Transcript data for document pages
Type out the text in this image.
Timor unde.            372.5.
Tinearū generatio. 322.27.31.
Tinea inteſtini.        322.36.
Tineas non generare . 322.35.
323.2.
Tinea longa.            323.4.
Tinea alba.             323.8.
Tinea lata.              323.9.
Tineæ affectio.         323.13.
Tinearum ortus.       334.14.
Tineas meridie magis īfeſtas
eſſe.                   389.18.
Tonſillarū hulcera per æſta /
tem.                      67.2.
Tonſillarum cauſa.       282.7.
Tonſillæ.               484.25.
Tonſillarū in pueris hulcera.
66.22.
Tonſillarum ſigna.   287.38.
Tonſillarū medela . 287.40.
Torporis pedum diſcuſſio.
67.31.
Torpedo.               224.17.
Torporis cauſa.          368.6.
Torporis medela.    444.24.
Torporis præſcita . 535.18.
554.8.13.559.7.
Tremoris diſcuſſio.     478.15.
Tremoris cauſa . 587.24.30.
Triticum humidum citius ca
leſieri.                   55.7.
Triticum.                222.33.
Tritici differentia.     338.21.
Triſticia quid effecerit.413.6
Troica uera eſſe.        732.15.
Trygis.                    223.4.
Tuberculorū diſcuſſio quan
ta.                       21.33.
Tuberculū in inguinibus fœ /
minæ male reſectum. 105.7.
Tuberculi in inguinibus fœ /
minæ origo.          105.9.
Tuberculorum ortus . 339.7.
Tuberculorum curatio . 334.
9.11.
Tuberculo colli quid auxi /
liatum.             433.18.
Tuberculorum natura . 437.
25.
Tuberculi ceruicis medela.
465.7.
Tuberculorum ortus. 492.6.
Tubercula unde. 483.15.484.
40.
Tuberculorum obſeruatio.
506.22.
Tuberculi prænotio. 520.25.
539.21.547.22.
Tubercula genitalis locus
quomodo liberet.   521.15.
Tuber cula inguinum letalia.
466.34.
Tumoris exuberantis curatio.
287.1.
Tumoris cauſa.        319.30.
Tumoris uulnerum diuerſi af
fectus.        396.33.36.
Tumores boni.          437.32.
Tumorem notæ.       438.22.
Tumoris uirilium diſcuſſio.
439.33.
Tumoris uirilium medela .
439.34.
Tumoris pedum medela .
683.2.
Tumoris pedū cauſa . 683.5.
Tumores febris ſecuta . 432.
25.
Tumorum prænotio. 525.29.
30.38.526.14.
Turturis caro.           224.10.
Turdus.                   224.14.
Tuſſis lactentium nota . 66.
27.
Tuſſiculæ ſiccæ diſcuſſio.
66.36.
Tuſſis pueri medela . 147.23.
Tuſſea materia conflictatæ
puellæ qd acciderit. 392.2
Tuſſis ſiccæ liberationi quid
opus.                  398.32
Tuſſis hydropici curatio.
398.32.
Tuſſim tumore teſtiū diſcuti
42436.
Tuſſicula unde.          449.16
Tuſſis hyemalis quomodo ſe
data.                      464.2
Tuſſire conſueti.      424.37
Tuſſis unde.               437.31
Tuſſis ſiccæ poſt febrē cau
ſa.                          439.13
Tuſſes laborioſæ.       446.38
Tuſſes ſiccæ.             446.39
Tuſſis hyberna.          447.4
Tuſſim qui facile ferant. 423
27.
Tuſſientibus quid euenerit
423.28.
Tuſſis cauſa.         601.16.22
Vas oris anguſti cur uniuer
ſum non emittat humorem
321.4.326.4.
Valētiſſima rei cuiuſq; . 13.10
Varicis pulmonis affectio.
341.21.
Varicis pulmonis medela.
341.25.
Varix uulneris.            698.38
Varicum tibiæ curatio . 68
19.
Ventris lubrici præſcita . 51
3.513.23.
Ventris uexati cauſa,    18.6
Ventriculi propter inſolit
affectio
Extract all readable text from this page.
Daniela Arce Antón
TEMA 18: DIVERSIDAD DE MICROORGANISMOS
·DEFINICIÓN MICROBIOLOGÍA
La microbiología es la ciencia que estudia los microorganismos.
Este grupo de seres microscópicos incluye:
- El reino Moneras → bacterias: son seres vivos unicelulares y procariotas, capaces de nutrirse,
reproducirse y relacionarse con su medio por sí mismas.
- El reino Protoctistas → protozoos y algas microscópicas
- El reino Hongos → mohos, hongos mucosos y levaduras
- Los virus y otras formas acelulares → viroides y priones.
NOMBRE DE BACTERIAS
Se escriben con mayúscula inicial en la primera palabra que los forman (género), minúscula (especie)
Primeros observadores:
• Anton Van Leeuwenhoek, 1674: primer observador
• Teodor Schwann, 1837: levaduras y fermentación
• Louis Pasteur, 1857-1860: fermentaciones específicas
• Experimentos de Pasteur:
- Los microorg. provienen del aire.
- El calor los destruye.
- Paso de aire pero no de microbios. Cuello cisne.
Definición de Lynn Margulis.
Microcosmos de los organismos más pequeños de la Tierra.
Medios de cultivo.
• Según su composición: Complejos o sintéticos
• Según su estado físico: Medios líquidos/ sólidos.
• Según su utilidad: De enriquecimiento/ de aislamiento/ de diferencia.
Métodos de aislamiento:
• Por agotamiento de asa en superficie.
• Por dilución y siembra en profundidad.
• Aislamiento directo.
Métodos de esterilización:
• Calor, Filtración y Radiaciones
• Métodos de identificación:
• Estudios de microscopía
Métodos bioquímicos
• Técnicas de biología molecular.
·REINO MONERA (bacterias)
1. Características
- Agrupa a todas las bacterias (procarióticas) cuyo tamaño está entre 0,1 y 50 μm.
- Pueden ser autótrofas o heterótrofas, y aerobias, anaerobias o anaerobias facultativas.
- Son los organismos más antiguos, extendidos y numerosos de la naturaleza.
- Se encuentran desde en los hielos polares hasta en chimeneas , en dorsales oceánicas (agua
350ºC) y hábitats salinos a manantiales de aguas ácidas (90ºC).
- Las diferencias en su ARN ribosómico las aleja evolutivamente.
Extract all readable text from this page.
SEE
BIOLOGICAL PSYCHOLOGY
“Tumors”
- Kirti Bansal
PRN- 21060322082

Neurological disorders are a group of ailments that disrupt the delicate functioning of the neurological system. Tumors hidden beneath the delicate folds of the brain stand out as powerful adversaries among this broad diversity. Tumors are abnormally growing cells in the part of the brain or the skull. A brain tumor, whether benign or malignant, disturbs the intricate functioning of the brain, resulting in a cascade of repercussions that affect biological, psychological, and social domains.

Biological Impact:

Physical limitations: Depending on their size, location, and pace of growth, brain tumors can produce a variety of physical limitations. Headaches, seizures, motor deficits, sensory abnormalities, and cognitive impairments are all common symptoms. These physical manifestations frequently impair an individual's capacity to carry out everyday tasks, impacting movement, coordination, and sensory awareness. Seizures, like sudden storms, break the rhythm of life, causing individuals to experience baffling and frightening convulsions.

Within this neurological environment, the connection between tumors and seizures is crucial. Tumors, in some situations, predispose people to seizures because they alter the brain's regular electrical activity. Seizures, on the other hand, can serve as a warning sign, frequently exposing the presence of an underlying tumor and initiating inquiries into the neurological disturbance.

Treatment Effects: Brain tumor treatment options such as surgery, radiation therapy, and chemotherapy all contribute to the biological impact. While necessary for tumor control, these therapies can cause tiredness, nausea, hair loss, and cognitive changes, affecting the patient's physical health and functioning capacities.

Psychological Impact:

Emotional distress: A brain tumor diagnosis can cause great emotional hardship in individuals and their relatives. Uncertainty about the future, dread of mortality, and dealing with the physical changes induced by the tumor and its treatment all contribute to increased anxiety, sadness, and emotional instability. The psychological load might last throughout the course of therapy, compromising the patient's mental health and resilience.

## TASK STATEMENT
Among the lines above, which ones include the word "Triticum"? Copy them.

## TASK RESULT
Triticum humidum citius ca
Triticum.                222.33.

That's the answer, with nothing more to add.